EXERCISE DESCRIPTION: Rewrite every line of the listing with "seat belt" replaced by "safety belt" and nothing else changed, leaving out the pictures.

SOURCE MATERIAL:
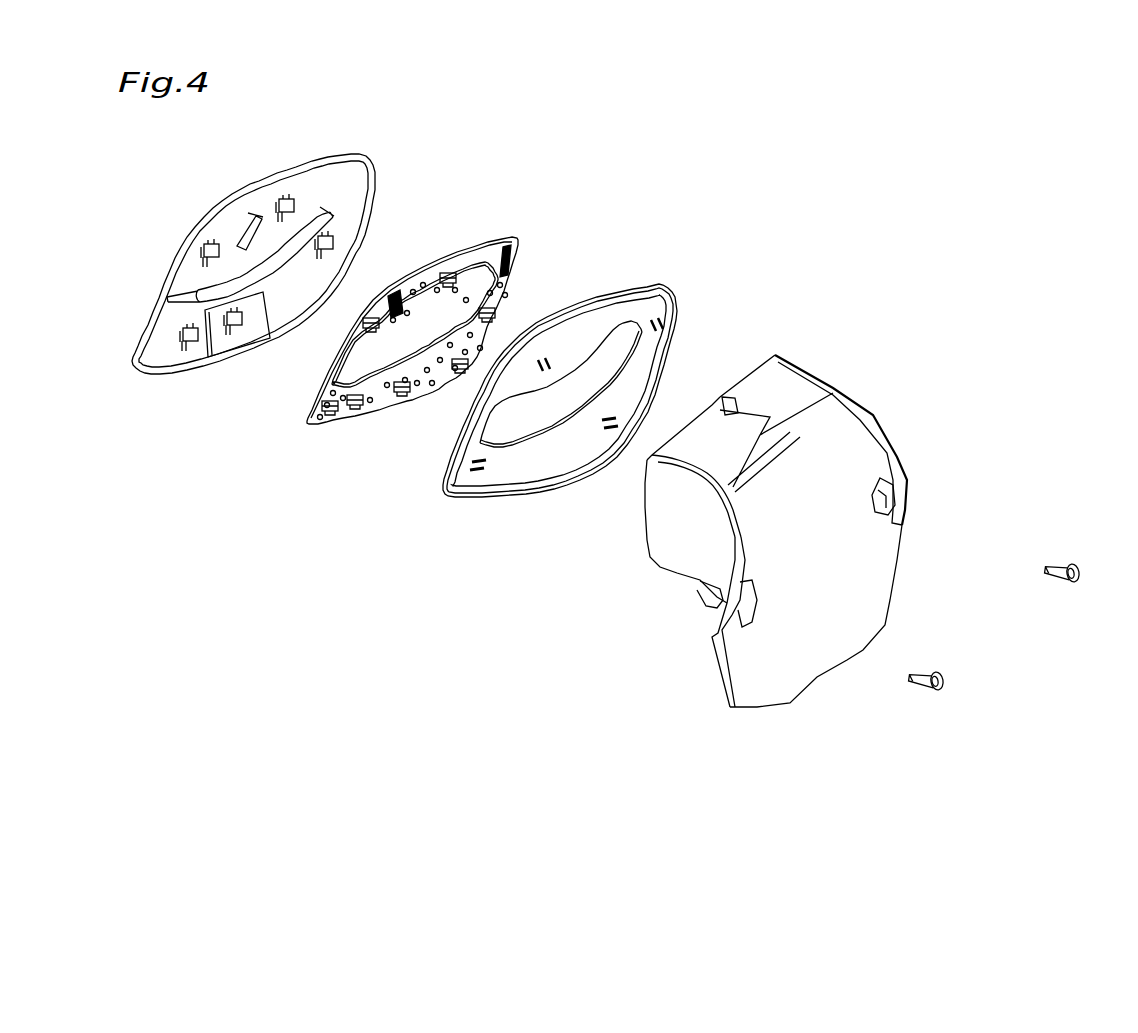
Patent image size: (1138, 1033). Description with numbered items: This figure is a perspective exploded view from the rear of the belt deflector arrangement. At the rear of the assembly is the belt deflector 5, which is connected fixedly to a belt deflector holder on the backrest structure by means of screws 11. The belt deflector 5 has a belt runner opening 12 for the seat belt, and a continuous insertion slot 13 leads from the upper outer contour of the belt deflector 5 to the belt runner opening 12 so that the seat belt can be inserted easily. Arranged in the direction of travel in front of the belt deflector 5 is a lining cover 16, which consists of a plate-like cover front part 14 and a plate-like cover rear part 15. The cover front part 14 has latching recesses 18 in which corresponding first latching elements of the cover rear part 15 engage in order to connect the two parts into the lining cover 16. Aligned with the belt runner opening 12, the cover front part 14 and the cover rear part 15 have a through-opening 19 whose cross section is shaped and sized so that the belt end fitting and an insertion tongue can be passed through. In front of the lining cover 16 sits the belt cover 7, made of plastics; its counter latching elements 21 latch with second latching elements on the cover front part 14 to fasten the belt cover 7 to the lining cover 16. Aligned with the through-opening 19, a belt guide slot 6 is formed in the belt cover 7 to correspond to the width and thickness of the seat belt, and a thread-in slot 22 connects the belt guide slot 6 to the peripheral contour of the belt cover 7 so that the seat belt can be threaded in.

The belt deflector 5 is at (880, 560).
The belt guide slot 6 is at (270, 283).
The belt cover 7 is at (300, 170).
The screws 11 is at (1097, 706).
The belt runner opening 12 is at (783, 435).
The insertion slot 13 is at (750, 413).
The cover front part 14 is at (445, 222).
The cover rear part 15 is at (615, 275).
The lining cover 16 is at (449, 600).
The latching recesses 18 is at (397, 292).
The through-opening 19 is at (375, 360).
The counter latching elements 21 is at (203, 243).
The thread-in slot 22 is at (203, 318).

PROBLEM SOLUTION:
Patent image size: (1138, 1033). Description with numbered items: This figure is a perspective exploded view from the rear of the belt deflector arrangement. At the rear of the assembly is the belt deflector 5, which is connected fixedly to a belt deflector holder on the backrest structure by means of screws 11. The belt deflector 5 has a belt runner opening 12 for the safety belt, and a continuous insertion slot 13 leads from the upper outer contour of the belt deflector 5 to the belt runner opening 12 so that the safety belt can be inserted easily. Arranged in the direction of travel in front of the belt deflector 5 is a lining cover 16, which consists of a plate-like cover front part 14 and a plate-like cover rear part 15. The cover front part 14 has latching recesses 18 in which corresponding first latching elements of the cover rear part 15 engage in order to connect the two parts into the lining cover 16. Aligned with the belt runner opening 12, the cover front part 14 and the cover rear part 15 have a through-opening 19 whose cross section is shaped and sized so that the belt end fitting and an insertion tongue can be passed through. In front of the lining cover 16 sits the belt cover 7, made of plastics; its counter latching elements 21 latch with second latching elements on the cover front part 14 to fasten the belt cover 7 to the lining cover 16. Aligned with the through-opening 19, a belt guide slot 6 is formed in the belt cover 7 to correspond to the width and thickness of the safety belt, and a thread-in slot 22 connects the belt guide slot 6 to the peripheral contour of the belt cover 7 so that the safety belt can be threaded in.

The belt deflector 5 is at (880, 560).
The belt guide slot 6 is at (270, 283).
The belt cover 7 is at (300, 170).
The screws 11 is at (1097, 706).
The belt runner opening 12 is at (783, 435).
The insertion slot 13 is at (750, 413).
The cover front part 14 is at (445, 222).
The cover rear part 15 is at (615, 275).
The lining cover 16 is at (449, 600).
The latching recesses 18 is at (397, 292).
The through-opening 19 is at (375, 360).
The counter latching elements 21 is at (203, 243).
The thread-in slot 22 is at (203, 318).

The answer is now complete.